* [WHAT YOU NEED TO DO]: Extract all of the entries and give them again, word for word.

* Start ENTRIES SUPPLIED *

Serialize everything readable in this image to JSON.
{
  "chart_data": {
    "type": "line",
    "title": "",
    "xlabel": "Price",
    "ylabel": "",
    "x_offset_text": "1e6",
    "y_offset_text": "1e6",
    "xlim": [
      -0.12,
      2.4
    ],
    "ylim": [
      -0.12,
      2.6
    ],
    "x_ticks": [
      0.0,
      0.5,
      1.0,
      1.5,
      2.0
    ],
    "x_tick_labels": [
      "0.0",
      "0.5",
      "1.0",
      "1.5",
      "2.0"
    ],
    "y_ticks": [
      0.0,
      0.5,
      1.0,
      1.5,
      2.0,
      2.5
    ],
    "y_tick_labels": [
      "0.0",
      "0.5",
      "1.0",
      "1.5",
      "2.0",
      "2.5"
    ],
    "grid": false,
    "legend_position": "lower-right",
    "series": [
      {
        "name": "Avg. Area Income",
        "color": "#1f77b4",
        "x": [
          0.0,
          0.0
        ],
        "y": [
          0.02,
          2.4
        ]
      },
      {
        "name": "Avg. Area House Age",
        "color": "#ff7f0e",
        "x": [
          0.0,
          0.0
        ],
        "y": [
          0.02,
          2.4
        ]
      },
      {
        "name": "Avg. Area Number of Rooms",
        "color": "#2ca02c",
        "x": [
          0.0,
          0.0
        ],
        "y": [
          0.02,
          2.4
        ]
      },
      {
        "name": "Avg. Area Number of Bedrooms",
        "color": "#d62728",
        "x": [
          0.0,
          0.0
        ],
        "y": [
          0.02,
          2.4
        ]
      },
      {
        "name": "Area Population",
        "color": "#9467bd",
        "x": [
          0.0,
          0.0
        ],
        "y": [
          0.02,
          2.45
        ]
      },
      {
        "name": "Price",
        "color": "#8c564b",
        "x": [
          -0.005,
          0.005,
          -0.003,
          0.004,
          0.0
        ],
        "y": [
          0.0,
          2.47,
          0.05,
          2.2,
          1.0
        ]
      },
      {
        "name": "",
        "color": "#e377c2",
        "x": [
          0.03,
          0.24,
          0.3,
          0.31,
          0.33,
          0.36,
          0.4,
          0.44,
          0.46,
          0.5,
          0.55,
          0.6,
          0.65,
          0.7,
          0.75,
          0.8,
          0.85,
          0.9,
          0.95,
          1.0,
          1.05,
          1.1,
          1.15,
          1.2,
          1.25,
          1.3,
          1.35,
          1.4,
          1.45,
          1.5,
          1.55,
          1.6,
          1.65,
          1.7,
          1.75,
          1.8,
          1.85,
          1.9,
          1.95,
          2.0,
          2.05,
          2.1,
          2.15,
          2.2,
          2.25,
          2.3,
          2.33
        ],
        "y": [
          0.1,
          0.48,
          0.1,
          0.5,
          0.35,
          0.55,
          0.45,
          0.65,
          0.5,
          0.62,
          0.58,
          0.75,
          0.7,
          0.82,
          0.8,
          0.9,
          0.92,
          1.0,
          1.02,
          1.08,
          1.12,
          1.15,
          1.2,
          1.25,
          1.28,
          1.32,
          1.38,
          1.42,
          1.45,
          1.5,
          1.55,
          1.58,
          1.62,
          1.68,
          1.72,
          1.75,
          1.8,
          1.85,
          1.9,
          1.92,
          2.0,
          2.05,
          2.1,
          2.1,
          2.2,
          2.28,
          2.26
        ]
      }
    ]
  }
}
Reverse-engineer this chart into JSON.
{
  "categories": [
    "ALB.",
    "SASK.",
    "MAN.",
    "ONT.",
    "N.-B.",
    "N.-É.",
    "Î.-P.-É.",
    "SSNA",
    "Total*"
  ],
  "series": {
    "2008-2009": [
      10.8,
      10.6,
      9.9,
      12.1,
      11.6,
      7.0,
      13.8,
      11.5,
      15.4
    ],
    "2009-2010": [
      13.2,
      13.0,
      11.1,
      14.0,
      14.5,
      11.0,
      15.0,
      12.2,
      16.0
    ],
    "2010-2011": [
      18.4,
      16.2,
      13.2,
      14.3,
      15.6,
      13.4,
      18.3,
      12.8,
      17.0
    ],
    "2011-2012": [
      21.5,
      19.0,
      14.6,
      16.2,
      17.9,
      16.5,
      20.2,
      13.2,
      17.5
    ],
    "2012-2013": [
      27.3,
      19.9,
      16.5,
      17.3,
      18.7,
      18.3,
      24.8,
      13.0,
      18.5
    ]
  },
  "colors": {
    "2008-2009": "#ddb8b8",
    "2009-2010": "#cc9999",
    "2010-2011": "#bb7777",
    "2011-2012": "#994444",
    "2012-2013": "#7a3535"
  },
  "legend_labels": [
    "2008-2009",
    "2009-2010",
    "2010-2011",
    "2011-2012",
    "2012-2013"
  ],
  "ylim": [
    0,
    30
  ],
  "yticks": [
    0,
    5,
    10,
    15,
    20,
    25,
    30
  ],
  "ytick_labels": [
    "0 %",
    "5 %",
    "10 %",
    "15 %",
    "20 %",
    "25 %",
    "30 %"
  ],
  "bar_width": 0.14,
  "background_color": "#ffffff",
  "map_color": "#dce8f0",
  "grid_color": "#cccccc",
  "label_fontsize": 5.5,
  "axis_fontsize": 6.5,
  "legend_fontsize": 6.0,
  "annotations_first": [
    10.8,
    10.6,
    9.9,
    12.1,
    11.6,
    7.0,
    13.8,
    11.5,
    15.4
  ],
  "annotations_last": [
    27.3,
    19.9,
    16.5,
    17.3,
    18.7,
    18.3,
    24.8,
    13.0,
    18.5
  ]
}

* End ENTRIES SUPPLIED *

* [SOLUTION TO THE PROBLEM]:
Serialize everything readable in this image to JSON.
{
  "chart_data": {
    "type": "line",
    "title": "",
    "xlabel": "Price",
    "ylabel": "",
    "x_offset_text": "1e6",
    "y_offset_text": "1e6",
    "xlim": [
      -0.12,
      2.4
    ],
    "ylim": [
      -0.12,
      2.6
    ],
    "x_ticks": [
      0.0,
      0.5,
      1.0,
      1.5,
      2.0
    ],
    "x_tick_labels": [
      "0.0",
      "0.5",
      "1.0",
      "1.5",
      "2.0"
    ],
    "y_ticks": [
      0.0,
      0.5,
      1.0,
      1.5,
      2.0,
      2.5
    ],
    "y_tick_labels": [
      "0.0",
      "0.5",
      "1.0",
      "1.5",
      "2.0",
      "2.5"
    ],
    "grid": false,
    "legend_position": "lower-right",
    "series": [
      {
        "name": "Avg. Area Income",
        "color": "#1f77b4",
        "x": [
          0.0,
          0.0
        ],
        "y": [
          0.02,
          2.4
        ]
      },
      {
        "name": "Avg. Area House Age",
        "color": "#ff7f0e",
        "x": [
          0.0,
          0.0
        ],
        "y": [
          0.02,
          2.4
        ]
      },
      {
        "name": "Avg. Area Number of Rooms",
        "color": "#2ca02c",
        "x": [
          0.0,
          0.0
        ],
        "y": [
          0.02,
          2.4
        ]
      },
      {
        "name": "Avg. Area Number of Bedrooms",
        "color": "#d62728",
        "x": [
          0.0,
          0.0
        ],
        "y": [
          0.02,
          2.4
        ]
      },
      {
        "name": "Area Population",
        "color": "#9467bd",
        "x": [
          0.0,
          0.0
        ],
        "y": [
          0.02,
          2.45
        ]
      },
      {
        "name": "Price",
        "color": "#8c564b",
        "x": [
          -0.005,
          0.005,
          -0.003,
          0.004,
          0.0
        ],
        "y": [
          0.0,
          2.47,
          0.05,
          2.2,
          1.0
        ]
      },
      {
        "name": "",
        "color": "#e377c2",
        "x": [
          0.03,
          0.24,
          0.3,
          0.31,
          0.33,
          0.36,
          0.4,
          0.44,
          0.46,
          0.5,
          0.55,
          0.6,
          0.65,
          0.7,
          0.75,
          0.8,
          0.85,
          0.9,
          0.95,
          1.0,
          1.05,
          1.1,
          1.15,
          1.2,
          1.25,
          1.3,
          1.35,
          1.4,
          1.45,
          1.5,
          1.55,
          1.6,
          1.65,
          1.7,
          1.75,
          1.8,
          1.85,
          1.9,
          1.95,
          2.0,
          2.05,
          2.1,
          2.15,
          2.2,
          2.25,
          2.3,
          2.33
        ],
        "y": [
          0.1,
          0.48,
          0.1,
          0.5,
          0.35,
          0.55,
          0.45,
          0.65,
          0.5,
          0.62,
          0.58,
          0.75,
          0.7,
          0.82,
          0.8,
          0.9,
          0.92,
          1.0,
          1.02,
          1.08,
          1.12,
          1.15,
          1.2,
          1.25,
          1.28,
          1.32,
          1.38,
          1.42,
          1.45,
          1.5,
          1.55,
          1.58,
          1.62,
          1.68,
          1.72,
          1.75,
          1.8,
          1.85,
          1.9,
          1.92,
          2.0,
          2.05,
          2.1,
          2.1,
          2.2,
          2.28,
          2.26
        ]
      }
    ]
  }
}
Reverse-engineer this chart into JSON.
{
  "categories": [
    "ALB.",
    "SASK.",
    "MAN.",
    "ONT.",
    "N.-B.",
    "N.-É.",
    "Î.-P.-É.",
    "SSNA",
    "Total*"
  ],
  "series": {
    "2008-2009": [
      10.8,
      10.6,
      9.9,
      12.1,
      11.6,
      7.0,
      13.8,
      11.5,
      15.4
    ],
    "2009-2010": [
      13.2,
      13.0,
      11.1,
      14.0,
      14.5,
      11.0,
      15.0,
      12.2,
      16.0
    ],
    "2010-2011": [
      18.4,
      16.2,
      13.2,
      14.3,
      15.6,
      13.4,
      18.3,
      12.8,
      17.0
    ],
    "2011-2012": [
      21.5,
      19.0,
      14.6,
      16.2,
      17.9,
      16.5,
      20.2,
      13.2,
      17.5
    ],
    "2012-2013": [
      27.3,
      19.9,
      16.5,
      17.3,
      18.7,
      18.3,
      24.8,
      13.0,
      18.5
    ]
  },
  "colors": {
    "2008-2009": "#ddb8b8",
    "2009-2010": "#cc9999",
    "2010-2011": "#bb7777",
    "2011-2012": "#994444",
    "2012-2013": "#7a3535"
  },
  "legend_labels": [
    "2008-2009",
    "2009-2010",
    "2010-2011",
    "2011-2012",
    "2012-2013"
  ],
  "ylim": [
    0,
    30
  ],
  "yticks": [
    0,
    5,
    10,
    15,
    20,
    25,
    30
  ],
  "ytick_labels": [
    "0 %",
    "5 %",
    "10 %",
    "15 %",
    "20 %",
    "25 %",
    "30 %"
  ],
  "bar_width": 0.14,
  "background_color": "#ffffff",
  "map_color": "#dce8f0",
  "grid_color": "#cccccc",
  "label_fontsize": 5.5,
  "axis_fontsize": 6.5,
  "legend_fontsize": 6.0,
  "annotations_first": [
    10.8,
    10.6,
    9.9,
    12.1,
    11.6,
    7.0,
    13.8,
    11.5,
    15.4
  ],
  "annotations_last": [
    27.3,
    19.9,
    16.5,
    17.3,
    18.7,
    18.3,
    24.8,
    13.0,
    18.5
  ]
}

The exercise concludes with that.